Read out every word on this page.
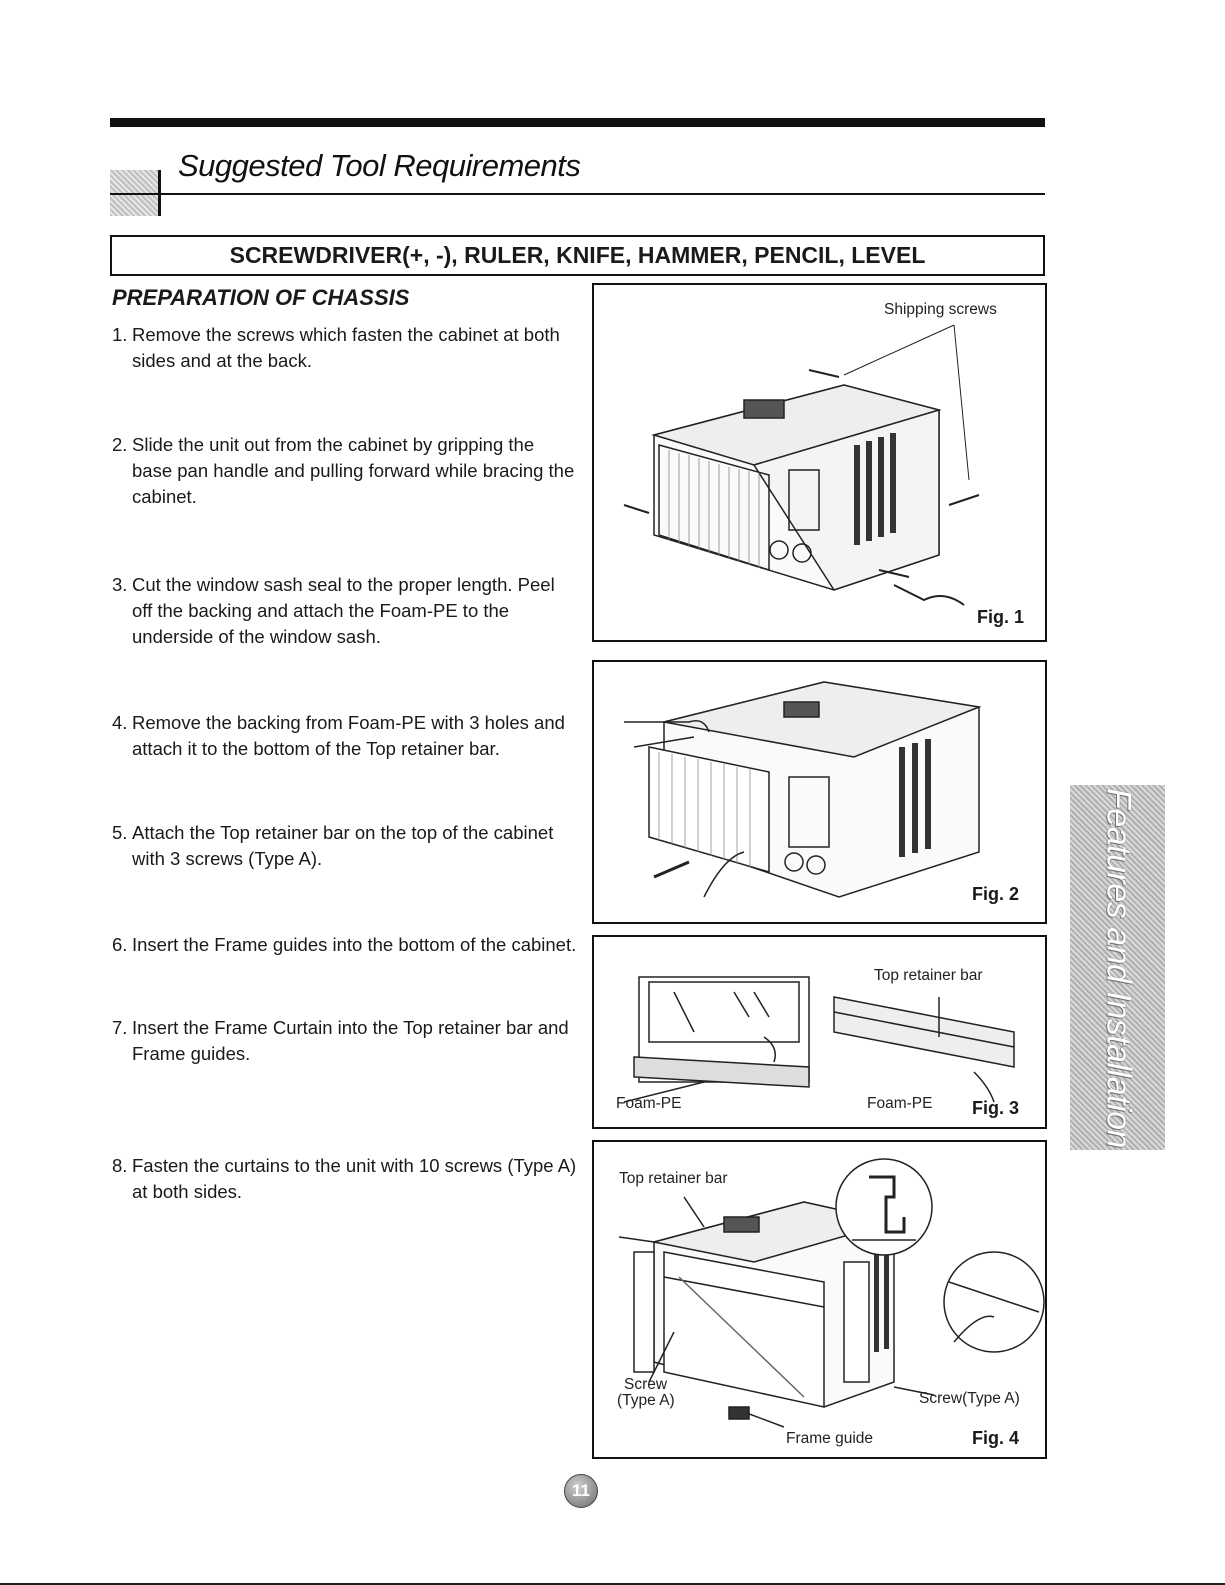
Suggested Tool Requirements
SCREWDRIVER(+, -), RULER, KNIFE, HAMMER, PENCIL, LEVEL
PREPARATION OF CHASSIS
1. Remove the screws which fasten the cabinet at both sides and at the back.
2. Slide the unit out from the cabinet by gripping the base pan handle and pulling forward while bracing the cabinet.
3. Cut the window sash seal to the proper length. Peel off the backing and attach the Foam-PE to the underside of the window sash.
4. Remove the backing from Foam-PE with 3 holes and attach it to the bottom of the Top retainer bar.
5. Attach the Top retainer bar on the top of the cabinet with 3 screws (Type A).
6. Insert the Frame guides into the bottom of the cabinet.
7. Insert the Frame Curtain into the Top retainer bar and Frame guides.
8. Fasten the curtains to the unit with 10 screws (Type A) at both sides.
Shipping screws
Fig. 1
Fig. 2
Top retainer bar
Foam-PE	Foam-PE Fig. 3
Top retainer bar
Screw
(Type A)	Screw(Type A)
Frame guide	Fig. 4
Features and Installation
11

Set problem: All of the entries need to be transcribed word for word; pictures are left out.

Worked answer:
Read out every word on this page.
Suggested Tool Requirements
SCREWDRIVER(+, -), RULER, KNIFE, HAMMER, PENCIL, LEVEL
PREPARATION OF CHASSIS
1. Remove the screws which fasten the cabinet at both sides and at the back.
2. Slide the unit out from the cabinet by gripping the base pan handle and pulling forward while bracing the cabinet.
3. Cut the window sash seal to the proper length. Peel off the backing and attach the Foam-PE to the underside of the window sash.
4. Remove the backing from Foam-PE with 3 holes and attach it to the bottom of the Top retainer bar.
5. Attach the Top retainer bar on the top of the cabinet with 3 screws (Type A).
6. Insert the Frame guides into the bottom of the cabinet.
7. Insert the Frame Curtain into the Top retainer bar and Frame guides.
8. Fasten the curtains to the unit with 10 screws (Type A) at both sides.
Shipping screws
Fig. 1
Fig. 2
Top retainer bar
Foam-PE	Foam-PE Fig. 3
Top retainer bar
Screw
(Type A)	Screw(Type A)
Frame guide	Fig. 4
Features and Installation
11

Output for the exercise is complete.